Saved entries

□ □ □

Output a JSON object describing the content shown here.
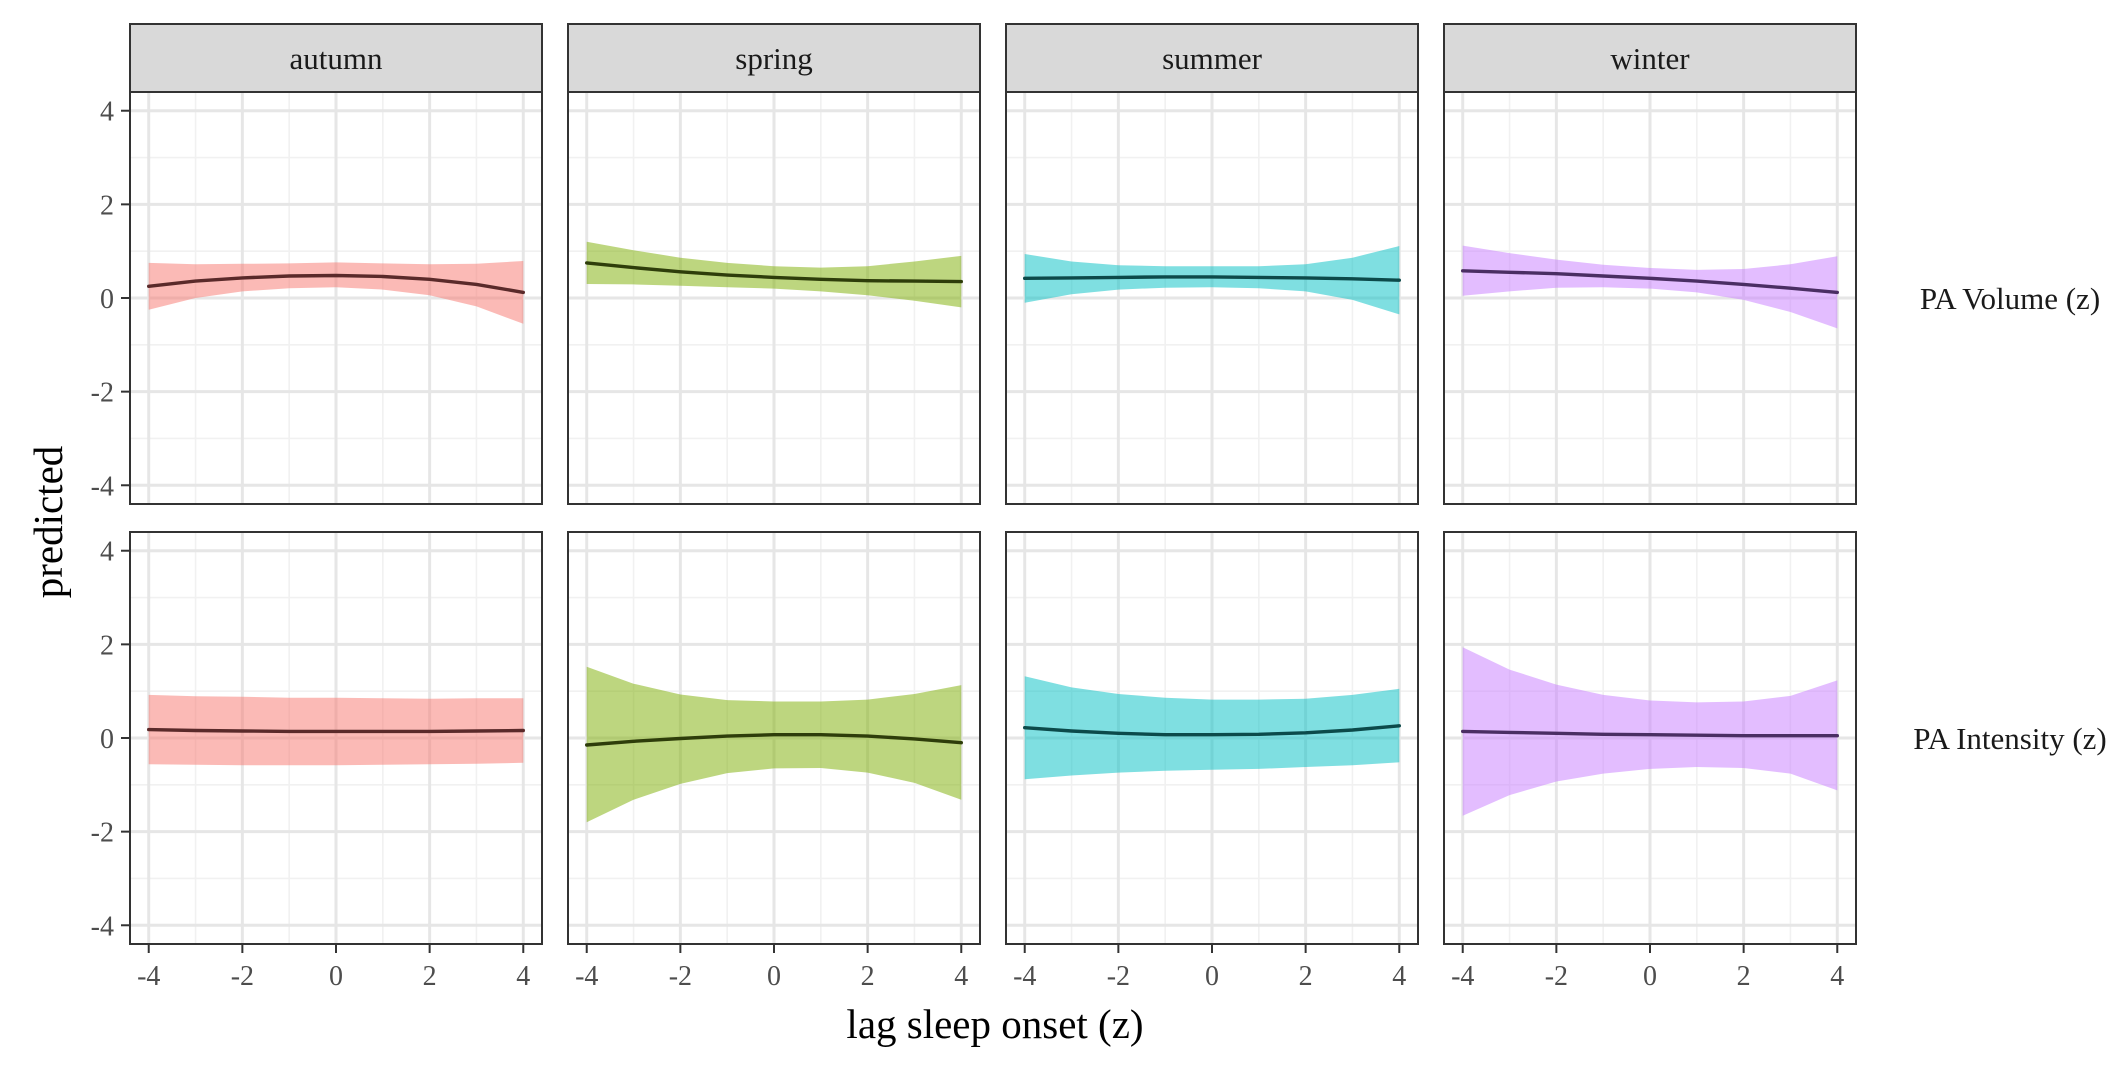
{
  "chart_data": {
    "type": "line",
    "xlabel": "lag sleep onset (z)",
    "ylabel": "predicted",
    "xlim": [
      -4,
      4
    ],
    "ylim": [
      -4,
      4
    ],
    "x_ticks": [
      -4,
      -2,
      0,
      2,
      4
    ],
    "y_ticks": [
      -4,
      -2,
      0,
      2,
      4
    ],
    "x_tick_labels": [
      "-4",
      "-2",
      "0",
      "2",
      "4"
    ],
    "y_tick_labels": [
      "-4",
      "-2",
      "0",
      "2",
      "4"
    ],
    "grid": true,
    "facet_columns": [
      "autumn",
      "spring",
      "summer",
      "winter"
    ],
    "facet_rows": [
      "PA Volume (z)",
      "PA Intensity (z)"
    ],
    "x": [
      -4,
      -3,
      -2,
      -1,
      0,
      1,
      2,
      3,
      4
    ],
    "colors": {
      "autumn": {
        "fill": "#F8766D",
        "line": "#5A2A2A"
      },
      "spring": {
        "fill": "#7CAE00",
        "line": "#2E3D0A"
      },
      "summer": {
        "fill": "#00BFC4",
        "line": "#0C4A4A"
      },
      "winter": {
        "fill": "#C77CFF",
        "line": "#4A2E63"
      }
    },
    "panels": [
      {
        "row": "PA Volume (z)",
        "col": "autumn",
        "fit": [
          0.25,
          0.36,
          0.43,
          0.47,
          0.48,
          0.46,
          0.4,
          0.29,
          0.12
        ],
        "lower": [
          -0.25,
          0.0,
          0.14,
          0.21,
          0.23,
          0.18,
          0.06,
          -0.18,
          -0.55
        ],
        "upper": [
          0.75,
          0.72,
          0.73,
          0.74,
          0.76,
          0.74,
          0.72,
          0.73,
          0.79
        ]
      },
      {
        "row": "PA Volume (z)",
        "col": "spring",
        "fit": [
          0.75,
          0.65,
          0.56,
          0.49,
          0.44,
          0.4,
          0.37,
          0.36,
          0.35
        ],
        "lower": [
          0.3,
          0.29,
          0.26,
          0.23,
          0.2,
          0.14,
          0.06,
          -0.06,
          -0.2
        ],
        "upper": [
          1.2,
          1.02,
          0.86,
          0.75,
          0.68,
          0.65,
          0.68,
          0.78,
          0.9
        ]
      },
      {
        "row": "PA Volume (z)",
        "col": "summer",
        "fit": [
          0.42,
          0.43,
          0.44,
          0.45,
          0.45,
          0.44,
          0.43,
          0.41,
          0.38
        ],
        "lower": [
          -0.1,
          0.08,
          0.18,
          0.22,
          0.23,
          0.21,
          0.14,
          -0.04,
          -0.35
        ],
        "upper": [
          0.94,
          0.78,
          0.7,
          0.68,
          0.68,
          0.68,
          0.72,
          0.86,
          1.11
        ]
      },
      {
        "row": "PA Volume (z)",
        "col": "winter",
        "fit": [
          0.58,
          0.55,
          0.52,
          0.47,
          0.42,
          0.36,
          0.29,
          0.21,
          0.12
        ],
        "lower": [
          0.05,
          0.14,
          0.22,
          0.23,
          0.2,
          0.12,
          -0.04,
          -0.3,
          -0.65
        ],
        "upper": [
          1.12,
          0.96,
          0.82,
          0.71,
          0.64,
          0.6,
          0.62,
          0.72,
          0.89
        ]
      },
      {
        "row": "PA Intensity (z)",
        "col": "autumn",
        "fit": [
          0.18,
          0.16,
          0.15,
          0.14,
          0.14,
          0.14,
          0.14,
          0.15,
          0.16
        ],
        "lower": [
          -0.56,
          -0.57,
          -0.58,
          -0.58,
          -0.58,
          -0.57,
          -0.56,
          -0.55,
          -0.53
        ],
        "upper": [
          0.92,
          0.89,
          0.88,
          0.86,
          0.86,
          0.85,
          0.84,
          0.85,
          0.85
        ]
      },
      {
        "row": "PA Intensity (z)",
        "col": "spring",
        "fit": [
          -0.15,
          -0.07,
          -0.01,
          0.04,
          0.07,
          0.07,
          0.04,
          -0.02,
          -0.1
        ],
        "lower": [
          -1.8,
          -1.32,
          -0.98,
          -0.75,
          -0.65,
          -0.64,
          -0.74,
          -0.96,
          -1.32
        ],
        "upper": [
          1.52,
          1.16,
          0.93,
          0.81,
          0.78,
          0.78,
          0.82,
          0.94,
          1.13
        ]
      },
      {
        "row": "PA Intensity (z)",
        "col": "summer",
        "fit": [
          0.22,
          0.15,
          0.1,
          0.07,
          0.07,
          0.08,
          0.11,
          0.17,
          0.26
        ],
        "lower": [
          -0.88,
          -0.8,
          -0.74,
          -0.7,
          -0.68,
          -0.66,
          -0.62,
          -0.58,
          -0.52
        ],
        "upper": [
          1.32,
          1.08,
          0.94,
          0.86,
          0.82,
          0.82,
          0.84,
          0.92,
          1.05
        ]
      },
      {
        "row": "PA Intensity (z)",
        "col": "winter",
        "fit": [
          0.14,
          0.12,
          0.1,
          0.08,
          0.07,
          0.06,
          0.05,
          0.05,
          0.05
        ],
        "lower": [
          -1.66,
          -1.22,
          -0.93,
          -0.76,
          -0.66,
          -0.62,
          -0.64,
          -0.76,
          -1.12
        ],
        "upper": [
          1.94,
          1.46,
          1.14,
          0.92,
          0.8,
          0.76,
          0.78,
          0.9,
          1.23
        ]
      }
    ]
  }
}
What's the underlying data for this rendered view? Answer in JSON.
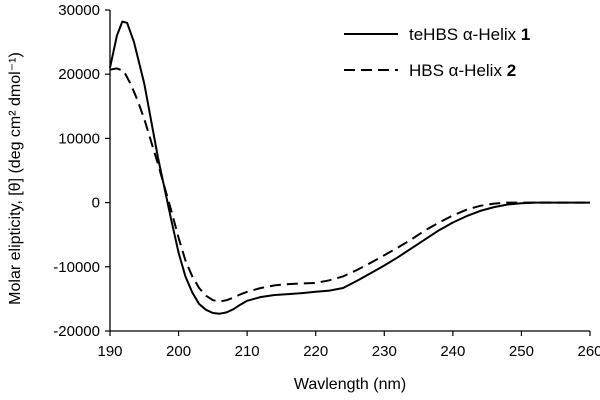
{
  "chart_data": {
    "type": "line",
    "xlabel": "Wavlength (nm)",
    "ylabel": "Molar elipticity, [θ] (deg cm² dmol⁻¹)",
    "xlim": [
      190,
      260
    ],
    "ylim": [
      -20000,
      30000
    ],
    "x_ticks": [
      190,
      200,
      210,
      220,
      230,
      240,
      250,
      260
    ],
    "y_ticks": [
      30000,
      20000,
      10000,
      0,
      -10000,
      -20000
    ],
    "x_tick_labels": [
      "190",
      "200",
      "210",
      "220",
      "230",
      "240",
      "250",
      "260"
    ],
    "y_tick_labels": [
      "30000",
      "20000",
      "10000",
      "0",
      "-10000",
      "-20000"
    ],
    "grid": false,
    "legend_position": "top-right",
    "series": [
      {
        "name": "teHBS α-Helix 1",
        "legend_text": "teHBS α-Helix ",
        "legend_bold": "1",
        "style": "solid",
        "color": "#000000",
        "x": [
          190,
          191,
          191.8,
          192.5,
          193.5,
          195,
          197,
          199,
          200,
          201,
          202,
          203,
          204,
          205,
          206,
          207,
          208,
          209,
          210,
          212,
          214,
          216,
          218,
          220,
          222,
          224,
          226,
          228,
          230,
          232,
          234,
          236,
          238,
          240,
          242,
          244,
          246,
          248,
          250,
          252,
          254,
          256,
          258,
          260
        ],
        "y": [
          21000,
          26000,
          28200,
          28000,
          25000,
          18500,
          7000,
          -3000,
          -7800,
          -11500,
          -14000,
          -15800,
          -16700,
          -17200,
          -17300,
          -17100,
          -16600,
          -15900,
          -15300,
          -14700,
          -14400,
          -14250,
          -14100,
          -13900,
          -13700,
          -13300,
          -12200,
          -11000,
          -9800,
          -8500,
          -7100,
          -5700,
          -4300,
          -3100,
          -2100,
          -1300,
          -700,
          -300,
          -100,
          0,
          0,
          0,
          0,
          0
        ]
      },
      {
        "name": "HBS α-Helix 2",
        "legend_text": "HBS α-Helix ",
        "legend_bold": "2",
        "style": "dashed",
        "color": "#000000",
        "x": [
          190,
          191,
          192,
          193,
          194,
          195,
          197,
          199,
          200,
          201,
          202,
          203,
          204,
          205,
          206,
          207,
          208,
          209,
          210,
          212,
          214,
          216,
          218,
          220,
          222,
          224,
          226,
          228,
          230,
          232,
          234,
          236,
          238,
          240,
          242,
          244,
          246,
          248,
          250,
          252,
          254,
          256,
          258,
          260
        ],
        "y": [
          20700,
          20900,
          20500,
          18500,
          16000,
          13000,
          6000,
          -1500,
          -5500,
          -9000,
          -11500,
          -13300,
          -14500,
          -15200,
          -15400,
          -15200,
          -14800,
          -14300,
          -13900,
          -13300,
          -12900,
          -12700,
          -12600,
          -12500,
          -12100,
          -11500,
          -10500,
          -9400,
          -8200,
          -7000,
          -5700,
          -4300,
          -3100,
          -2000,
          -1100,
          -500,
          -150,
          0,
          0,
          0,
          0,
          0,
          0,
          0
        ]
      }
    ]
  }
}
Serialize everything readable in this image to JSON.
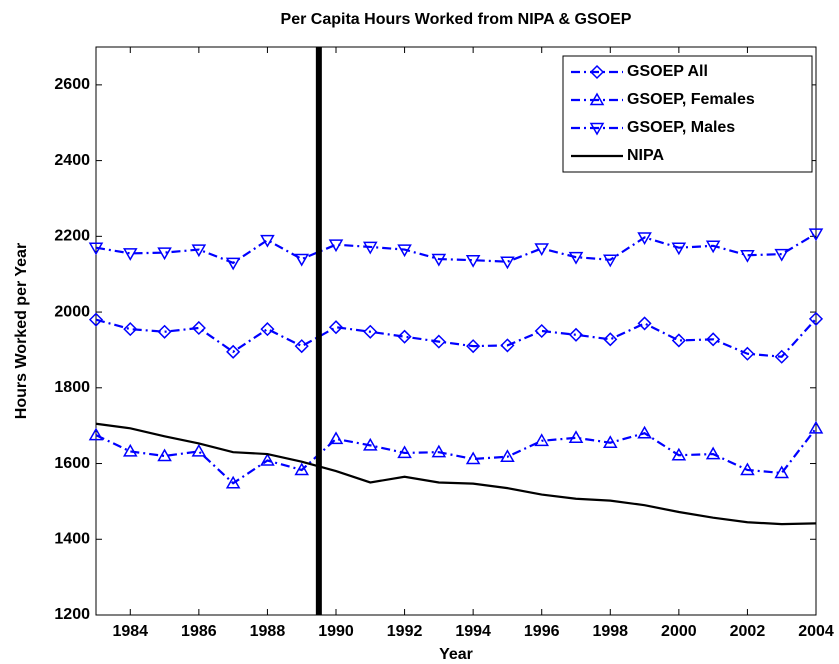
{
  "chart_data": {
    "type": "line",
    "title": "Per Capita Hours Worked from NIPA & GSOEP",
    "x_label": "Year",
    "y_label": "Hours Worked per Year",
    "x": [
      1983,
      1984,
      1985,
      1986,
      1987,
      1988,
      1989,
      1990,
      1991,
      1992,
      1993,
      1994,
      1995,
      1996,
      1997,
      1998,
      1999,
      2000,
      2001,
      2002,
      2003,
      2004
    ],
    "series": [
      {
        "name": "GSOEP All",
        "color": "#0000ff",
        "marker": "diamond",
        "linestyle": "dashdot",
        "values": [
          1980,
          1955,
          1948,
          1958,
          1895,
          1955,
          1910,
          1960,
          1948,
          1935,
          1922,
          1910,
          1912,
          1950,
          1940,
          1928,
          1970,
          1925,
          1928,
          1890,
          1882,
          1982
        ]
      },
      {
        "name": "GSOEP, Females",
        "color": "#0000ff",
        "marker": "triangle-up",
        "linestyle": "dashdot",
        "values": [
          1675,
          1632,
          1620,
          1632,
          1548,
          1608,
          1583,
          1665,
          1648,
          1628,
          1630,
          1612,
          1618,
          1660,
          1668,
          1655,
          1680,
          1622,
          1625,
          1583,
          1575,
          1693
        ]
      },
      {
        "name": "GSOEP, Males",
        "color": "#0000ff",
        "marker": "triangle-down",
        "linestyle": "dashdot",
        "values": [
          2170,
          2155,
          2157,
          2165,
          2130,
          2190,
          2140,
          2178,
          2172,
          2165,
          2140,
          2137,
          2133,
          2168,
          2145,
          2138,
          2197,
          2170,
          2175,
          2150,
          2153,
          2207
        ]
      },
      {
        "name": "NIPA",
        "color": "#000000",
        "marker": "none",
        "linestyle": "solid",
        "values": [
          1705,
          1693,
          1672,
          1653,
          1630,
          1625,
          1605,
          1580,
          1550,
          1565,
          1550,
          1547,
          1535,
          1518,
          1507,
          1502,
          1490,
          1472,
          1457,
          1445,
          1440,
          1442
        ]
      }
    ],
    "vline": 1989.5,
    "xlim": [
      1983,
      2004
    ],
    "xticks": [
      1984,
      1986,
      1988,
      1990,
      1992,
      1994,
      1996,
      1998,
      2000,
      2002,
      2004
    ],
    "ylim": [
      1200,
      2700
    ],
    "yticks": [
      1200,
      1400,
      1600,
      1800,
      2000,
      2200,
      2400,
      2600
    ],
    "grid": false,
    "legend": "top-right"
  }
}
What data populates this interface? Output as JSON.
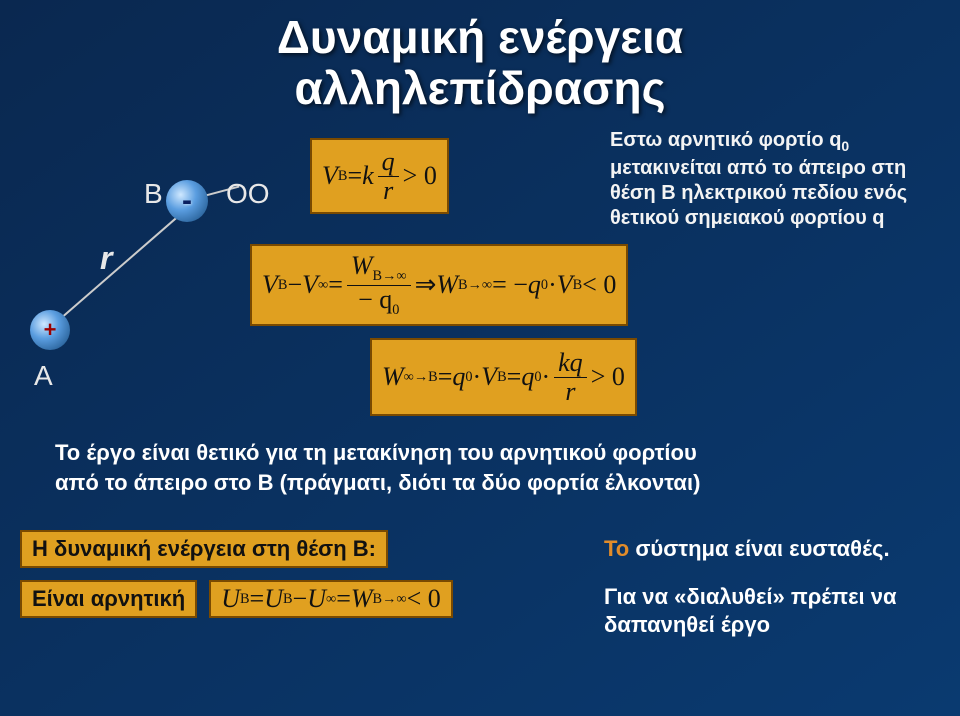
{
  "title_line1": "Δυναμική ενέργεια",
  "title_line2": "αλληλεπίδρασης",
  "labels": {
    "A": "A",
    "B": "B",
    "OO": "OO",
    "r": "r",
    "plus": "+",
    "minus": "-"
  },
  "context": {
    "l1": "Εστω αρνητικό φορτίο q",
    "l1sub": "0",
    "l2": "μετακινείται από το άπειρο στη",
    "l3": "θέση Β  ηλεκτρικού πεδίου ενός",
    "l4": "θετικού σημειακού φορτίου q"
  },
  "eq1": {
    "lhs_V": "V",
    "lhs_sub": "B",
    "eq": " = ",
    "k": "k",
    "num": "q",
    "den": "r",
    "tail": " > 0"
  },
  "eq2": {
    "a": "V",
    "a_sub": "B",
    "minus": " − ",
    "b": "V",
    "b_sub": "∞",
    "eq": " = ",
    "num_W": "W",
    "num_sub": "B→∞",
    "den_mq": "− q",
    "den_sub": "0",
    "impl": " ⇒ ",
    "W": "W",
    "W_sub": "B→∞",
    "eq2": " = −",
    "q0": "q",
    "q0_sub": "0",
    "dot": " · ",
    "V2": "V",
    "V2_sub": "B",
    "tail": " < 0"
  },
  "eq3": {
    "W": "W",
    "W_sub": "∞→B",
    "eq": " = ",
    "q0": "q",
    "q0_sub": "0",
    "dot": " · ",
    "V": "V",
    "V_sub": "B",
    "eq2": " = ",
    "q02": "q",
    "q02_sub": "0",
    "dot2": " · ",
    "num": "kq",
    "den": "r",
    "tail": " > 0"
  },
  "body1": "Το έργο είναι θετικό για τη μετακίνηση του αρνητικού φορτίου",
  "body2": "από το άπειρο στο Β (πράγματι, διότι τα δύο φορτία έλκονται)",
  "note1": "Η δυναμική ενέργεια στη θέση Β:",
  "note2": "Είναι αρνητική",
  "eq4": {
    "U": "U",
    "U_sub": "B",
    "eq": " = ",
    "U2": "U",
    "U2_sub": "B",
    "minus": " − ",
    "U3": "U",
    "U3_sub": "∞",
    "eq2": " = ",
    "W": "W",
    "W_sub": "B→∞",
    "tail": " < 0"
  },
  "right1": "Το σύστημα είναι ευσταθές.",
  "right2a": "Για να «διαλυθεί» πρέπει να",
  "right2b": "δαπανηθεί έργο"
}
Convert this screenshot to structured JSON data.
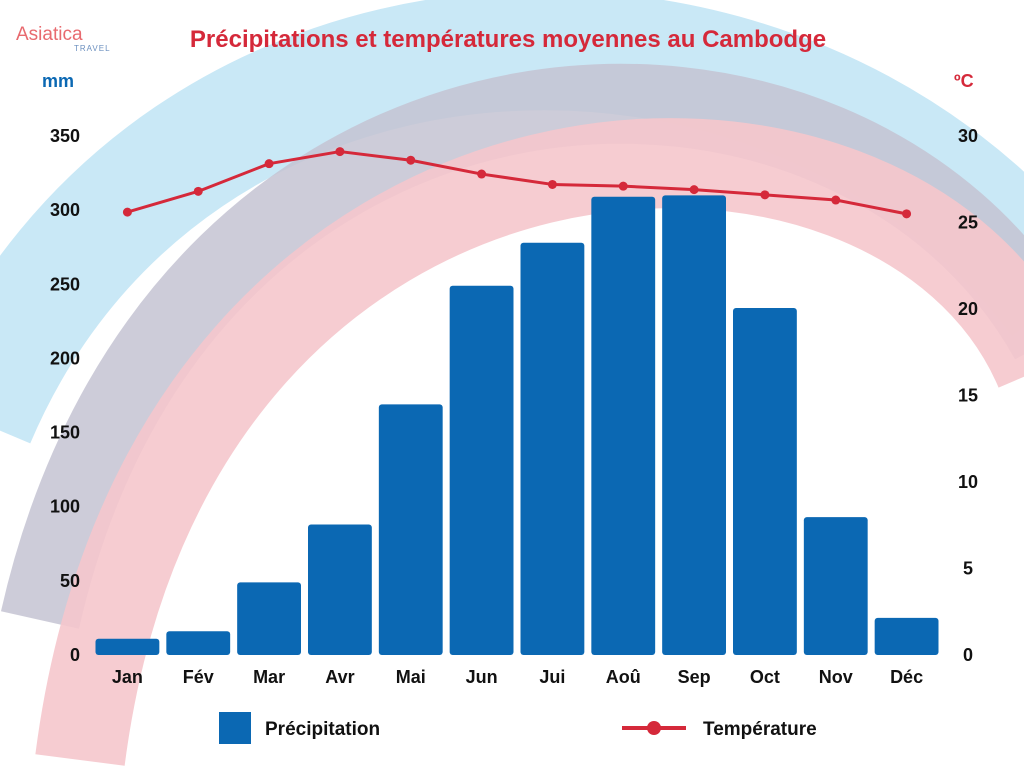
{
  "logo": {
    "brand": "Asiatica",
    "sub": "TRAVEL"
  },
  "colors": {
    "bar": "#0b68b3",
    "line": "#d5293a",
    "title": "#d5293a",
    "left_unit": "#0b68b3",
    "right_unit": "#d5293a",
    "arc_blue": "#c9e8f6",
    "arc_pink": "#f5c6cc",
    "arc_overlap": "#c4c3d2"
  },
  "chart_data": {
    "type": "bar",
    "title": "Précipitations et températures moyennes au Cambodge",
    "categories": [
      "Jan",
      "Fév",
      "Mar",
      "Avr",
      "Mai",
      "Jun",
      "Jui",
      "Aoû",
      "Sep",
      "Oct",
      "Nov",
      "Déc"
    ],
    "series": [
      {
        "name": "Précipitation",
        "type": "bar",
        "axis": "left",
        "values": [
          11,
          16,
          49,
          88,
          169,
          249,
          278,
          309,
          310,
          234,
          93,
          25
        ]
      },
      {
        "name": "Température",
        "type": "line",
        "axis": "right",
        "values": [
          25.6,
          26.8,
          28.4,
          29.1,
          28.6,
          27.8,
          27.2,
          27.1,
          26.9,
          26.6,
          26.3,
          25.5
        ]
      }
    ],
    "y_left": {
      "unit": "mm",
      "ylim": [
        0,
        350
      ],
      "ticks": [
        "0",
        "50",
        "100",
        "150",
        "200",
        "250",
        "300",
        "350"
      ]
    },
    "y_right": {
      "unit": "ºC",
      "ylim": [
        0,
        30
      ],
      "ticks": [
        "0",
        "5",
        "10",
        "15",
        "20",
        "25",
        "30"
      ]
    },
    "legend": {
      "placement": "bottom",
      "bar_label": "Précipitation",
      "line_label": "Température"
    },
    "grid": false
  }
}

□ □ □

→ **Requirements**: Give again, unchanged, only the lines from the line containing "Convert this screenshot" to the last line of the records above. Pictures do not belong in the copy.

→ **Answer for the task**:
Convert this screenshot to structured JSON data.
{
  "logo": {
    "brand": "Asiatica",
    "sub": "TRAVEL"
  },
  "colors": {
    "bar": "#0b68b3",
    "line": "#d5293a",
    "title": "#d5293a",
    "left_unit": "#0b68b3",
    "right_unit": "#d5293a",
    "arc_blue": "#c9e8f6",
    "arc_pink": "#f5c6cc",
    "arc_overlap": "#c4c3d2"
  },
  "chart_data": {
    "type": "bar",
    "title": "Précipitations et températures moyennes au Cambodge",
    "categories": [
      "Jan",
      "Fév",
      "Mar",
      "Avr",
      "Mai",
      "Jun",
      "Jui",
      "Aoû",
      "Sep",
      "Oct",
      "Nov",
      "Déc"
    ],
    "series": [
      {
        "name": "Précipitation",
        "type": "bar",
        "axis": "left",
        "values": [
          11,
          16,
          49,
          88,
          169,
          249,
          278,
          309,
          310,
          234,
          93,
          25
        ]
      },
      {
        "name": "Température",
        "type": "line",
        "axis": "right",
        "values": [
          25.6,
          26.8,
          28.4,
          29.1,
          28.6,
          27.8,
          27.2,
          27.1,
          26.9,
          26.6,
          26.3,
          25.5
        ]
      }
    ],
    "y_left": {
      "unit": "mm",
      "ylim": [
        0,
        350
      ],
      "ticks": [
        "0",
        "50",
        "100",
        "150",
        "200",
        "250",
        "300",
        "350"
      ]
    },
    "y_right": {
      "unit": "ºC",
      "ylim": [
        0,
        30
      ],
      "ticks": [
        "0",
        "5",
        "10",
        "15",
        "20",
        "25",
        "30"
      ]
    },
    "legend": {
      "placement": "bottom",
      "bar_label": "Précipitation",
      "line_label": "Température"
    },
    "grid": false
  }
}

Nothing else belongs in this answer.